- What is being asked: Look through the data below and work out how many lines contain the string "page". Give the number alone.

(Items from a dataset)
** Begin **
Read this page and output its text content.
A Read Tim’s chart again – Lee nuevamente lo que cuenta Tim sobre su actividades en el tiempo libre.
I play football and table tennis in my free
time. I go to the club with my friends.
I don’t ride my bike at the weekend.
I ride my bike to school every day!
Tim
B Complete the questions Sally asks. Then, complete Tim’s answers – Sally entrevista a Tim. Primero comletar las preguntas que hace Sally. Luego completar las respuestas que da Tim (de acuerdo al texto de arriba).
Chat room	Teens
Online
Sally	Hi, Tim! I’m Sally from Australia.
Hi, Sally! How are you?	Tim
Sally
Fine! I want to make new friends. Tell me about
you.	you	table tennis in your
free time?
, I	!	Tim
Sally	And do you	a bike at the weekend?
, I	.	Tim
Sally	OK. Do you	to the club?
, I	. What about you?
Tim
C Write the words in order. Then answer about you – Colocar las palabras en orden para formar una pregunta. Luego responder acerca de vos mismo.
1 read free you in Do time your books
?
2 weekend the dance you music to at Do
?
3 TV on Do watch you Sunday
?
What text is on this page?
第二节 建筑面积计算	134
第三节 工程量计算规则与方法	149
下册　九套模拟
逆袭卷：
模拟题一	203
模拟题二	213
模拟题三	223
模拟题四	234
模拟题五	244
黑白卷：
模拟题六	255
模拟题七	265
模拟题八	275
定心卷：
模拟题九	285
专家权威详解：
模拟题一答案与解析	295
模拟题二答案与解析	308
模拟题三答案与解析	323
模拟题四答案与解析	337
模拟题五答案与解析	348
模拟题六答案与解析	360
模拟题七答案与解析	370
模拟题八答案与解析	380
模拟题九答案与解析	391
** End **
- Response: 2